(Source records):

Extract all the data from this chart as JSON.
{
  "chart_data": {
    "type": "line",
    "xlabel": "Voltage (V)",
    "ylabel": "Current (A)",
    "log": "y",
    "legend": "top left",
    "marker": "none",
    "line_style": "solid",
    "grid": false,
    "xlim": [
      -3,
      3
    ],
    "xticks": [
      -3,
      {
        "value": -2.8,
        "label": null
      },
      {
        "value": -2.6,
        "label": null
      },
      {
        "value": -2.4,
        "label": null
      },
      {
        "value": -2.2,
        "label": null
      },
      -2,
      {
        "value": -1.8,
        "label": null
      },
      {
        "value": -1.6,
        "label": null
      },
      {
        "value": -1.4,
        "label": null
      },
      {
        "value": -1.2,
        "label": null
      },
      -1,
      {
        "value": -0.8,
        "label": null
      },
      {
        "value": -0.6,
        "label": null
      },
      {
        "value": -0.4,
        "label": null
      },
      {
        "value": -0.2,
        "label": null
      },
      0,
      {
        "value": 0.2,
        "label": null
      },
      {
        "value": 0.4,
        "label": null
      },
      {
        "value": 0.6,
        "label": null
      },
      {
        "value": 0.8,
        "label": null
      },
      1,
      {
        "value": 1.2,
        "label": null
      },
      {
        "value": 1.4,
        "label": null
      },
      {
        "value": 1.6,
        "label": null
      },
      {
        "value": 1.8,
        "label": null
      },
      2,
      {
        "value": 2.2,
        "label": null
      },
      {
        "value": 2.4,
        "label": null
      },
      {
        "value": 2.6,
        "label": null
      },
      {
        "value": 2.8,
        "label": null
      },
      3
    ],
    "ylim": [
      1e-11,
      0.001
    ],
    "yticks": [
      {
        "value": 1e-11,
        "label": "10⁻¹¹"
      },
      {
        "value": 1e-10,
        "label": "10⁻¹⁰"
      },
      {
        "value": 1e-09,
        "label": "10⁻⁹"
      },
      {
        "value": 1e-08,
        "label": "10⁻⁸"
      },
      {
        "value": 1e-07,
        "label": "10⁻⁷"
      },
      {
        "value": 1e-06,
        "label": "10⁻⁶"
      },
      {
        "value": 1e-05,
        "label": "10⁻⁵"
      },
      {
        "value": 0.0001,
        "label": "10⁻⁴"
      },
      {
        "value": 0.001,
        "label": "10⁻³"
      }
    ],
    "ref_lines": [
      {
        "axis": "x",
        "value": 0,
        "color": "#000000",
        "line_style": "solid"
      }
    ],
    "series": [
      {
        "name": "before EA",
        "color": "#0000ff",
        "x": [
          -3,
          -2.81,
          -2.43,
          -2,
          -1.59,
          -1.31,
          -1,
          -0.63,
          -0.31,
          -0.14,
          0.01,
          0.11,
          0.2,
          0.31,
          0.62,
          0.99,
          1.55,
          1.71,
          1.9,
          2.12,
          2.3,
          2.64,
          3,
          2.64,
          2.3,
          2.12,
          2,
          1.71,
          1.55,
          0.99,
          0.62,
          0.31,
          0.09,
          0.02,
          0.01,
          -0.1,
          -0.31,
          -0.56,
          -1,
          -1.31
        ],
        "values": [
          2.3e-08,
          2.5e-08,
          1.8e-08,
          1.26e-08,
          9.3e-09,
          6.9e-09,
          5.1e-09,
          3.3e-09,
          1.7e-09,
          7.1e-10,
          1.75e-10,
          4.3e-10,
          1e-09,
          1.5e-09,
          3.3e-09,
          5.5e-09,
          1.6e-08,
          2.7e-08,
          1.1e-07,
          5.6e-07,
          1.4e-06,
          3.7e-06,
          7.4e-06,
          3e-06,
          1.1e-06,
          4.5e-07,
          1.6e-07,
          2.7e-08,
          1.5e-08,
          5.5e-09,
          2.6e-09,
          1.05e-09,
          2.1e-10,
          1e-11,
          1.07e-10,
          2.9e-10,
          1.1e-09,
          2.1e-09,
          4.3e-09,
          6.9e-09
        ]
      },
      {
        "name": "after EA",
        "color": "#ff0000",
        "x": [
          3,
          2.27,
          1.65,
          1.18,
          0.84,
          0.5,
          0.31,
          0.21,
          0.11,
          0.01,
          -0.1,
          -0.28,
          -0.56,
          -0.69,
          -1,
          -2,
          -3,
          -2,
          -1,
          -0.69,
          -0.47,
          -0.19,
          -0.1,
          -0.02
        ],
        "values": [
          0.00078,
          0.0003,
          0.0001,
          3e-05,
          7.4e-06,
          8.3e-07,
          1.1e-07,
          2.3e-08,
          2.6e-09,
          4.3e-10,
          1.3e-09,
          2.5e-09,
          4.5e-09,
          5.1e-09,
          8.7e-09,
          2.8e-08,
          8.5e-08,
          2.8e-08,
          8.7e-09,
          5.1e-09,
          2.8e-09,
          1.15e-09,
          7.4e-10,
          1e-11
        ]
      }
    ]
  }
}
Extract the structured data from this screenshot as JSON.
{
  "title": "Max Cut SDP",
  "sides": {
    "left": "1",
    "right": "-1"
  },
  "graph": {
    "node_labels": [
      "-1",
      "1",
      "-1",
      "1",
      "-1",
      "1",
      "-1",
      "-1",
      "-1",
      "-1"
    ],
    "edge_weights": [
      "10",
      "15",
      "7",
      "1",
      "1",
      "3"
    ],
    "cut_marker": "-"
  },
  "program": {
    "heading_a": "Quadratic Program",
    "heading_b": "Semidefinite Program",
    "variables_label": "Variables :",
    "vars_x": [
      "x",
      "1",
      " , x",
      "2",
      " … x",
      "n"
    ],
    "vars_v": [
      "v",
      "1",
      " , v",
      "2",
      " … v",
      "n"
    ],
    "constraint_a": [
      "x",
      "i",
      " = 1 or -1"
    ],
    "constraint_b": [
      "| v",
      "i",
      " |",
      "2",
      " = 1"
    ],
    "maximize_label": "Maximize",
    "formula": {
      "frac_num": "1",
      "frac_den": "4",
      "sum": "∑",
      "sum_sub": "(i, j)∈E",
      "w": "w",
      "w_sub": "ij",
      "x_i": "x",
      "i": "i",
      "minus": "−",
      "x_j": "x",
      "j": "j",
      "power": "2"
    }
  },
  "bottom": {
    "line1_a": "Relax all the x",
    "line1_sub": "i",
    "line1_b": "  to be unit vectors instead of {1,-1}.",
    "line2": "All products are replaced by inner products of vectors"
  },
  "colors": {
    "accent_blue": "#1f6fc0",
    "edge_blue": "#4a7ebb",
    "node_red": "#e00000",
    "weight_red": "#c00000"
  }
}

(Aim of the task):
Copy the records above exactly.

(Result for this exercise):
Extract all the data from this chart as JSON.
{
  "chart_data": {
    "type": "line",
    "xlabel": "Voltage (V)",
    "ylabel": "Current (A)",
    "log": "y",
    "legend": "top left",
    "marker": "none",
    "line_style": "solid",
    "grid": false,
    "xlim": [
      -3,
      3
    ],
    "xticks": [
      -3,
      {
        "value": -2.8,
        "label": null
      },
      {
        "value": -2.6,
        "label": null
      },
      {
        "value": -2.4,
        "label": null
      },
      {
        "value": -2.2,
        "label": null
      },
      -2,
      {
        "value": -1.8,
        "label": null
      },
      {
        "value": -1.6,
        "label": null
      },
      {
        "value": -1.4,
        "label": null
      },
      {
        "value": -1.2,
        "label": null
      },
      -1,
      {
        "value": -0.8,
        "label": null
      },
      {
        "value": -0.6,
        "label": null
      },
      {
        "value": -0.4,
        "label": null
      },
      {
        "value": -0.2,
        "label": null
      },
      0,
      {
        "value": 0.2,
        "label": null
      },
      {
        "value": 0.4,
        "label": null
      },
      {
        "value": 0.6,
        "label": null
      },
      {
        "value": 0.8,
        "label": null
      },
      1,
      {
        "value": 1.2,
        "label": null
      },
      {
        "value": 1.4,
        "label": null
      },
      {
        "value": 1.6,
        "label": null
      },
      {
        "value": 1.8,
        "label": null
      },
      2,
      {
        "value": 2.2,
        "label": null
      },
      {
        "value": 2.4,
        "label": null
      },
      {
        "value": 2.6,
        "label": null
      },
      {
        "value": 2.8,
        "label": null
      },
      3
    ],
    "ylim": [
      1e-11,
      0.001
    ],
    "yticks": [
      {
        "value": 1e-11,
        "label": "10⁻¹¹"
      },
      {
        "value": 1e-10,
        "label": "10⁻¹⁰"
      },
      {
        "value": 1e-09,
        "label": "10⁻⁹"
      },
      {
        "value": 1e-08,
        "label": "10⁻⁸"
      },
      {
        "value": 1e-07,
        "label": "10⁻⁷"
      },
      {
        "value": 1e-06,
        "label": "10⁻⁶"
      },
      {
        "value": 1e-05,
        "label": "10⁻⁵"
      },
      {
        "value": 0.0001,
        "label": "10⁻⁴"
      },
      {
        "value": 0.001,
        "label": "10⁻³"
      }
    ],
    "ref_lines": [
      {
        "axis": "x",
        "value": 0,
        "color": "#000000",
        "line_style": "solid"
      }
    ],
    "series": [
      {
        "name": "before EA",
        "color": "#0000ff",
        "x": [
          -3,
          -2.81,
          -2.43,
          -2,
          -1.59,
          -1.31,
          -1,
          -0.63,
          -0.31,
          -0.14,
          0.01,
          0.11,
          0.2,
          0.31,
          0.62,
          0.99,
          1.55,
          1.71,
          1.9,
          2.12,
          2.3,
          2.64,
          3,
          2.64,
          2.3,
          2.12,
          2,
          1.71,
          1.55,
          0.99,
          0.62,
          0.31,
          0.09,
          0.02,
          0.01,
          -0.1,
          -0.31,
          -0.56,
          -1,
          -1.31
        ],
        "values": [
          2.3e-08,
          2.5e-08,
          1.8e-08,
          1.26e-08,
          9.3e-09,
          6.9e-09,
          5.1e-09,
          3.3e-09,
          1.7e-09,
          7.1e-10,
          1.75e-10,
          4.3e-10,
          1e-09,
          1.5e-09,
          3.3e-09,
          5.5e-09,
          1.6e-08,
          2.7e-08,
          1.1e-07,
          5.6e-07,
          1.4e-06,
          3.7e-06,
          7.4e-06,
          3e-06,
          1.1e-06,
          4.5e-07,
          1.6e-07,
          2.7e-08,
          1.5e-08,
          5.5e-09,
          2.6e-09,
          1.05e-09,
          2.1e-10,
          1e-11,
          1.07e-10,
          2.9e-10,
          1.1e-09,
          2.1e-09,
          4.3e-09,
          6.9e-09
        ]
      },
      {
        "name": "after EA",
        "color": "#ff0000",
        "x": [
          3,
          2.27,
          1.65,
          1.18,
          0.84,
          0.5,
          0.31,
          0.21,
          0.11,
          0.01,
          -0.1,
          -0.28,
          -0.56,
          -0.69,
          -1,
          -2,
          -3,
          -2,
          -1,
          -0.69,
          -0.47,
          -0.19,
          -0.1,
          -0.02
        ],
        "values": [
          0.00078,
          0.0003,
          0.0001,
          3e-05,
          7.4e-06,
          8.3e-07,
          1.1e-07,
          2.3e-08,
          2.6e-09,
          4.3e-10,
          1.3e-09,
          2.5e-09,
          4.5e-09,
          5.1e-09,
          8.7e-09,
          2.8e-08,
          8.5e-08,
          2.8e-08,
          8.7e-09,
          5.1e-09,
          2.8e-09,
          1.15e-09,
          7.4e-10,
          1e-11
        ]
      }
    ]
  }
}
Extract the structured data from this screenshot as JSON.
{
  "title": "Max Cut SDP",
  "sides": {
    "left": "1",
    "right": "-1"
  },
  "graph": {
    "node_labels": [
      "-1",
      "1",
      "-1",
      "1",
      "-1",
      "1",
      "-1",
      "-1",
      "-1",
      "-1"
    ],
    "edge_weights": [
      "10",
      "15",
      "7",
      "1",
      "1",
      "3"
    ],
    "cut_marker": "-"
  },
  "program": {
    "heading_a": "Quadratic Program",
    "heading_b": "Semidefinite Program",
    "variables_label": "Variables :",
    "vars_x": [
      "x",
      "1",
      " , x",
      "2",
      " … x",
      "n"
    ],
    "vars_v": [
      "v",
      "1",
      " , v",
      "2",
      " … v",
      "n"
    ],
    "constraint_a": [
      "x",
      "i",
      " = 1 or -1"
    ],
    "constraint_b": [
      "| v",
      "i",
      " |",
      "2",
      " = 1"
    ],
    "maximize_label": "Maximize",
    "formula": {
      "frac_num": "1",
      "frac_den": "4",
      "sum": "∑",
      "sum_sub": "(i, j)∈E",
      "w": "w",
      "w_sub": "ij",
      "x_i": "x",
      "i": "i",
      "minus": "−",
      "x_j": "x",
      "j": "j",
      "power": "2"
    }
  },
  "bottom": {
    "line1_a": "Relax all the x",
    "line1_sub": "i",
    "line1_b": "  to be unit vectors instead of {1,-1}.",
    "line2": "All products are replaced by inner products of vectors"
  },
  "colors": {
    "accent_blue": "#1f6fc0",
    "edge_blue": "#4a7ebb",
    "node_red": "#e00000",
    "weight_red": "#c00000"
  }
}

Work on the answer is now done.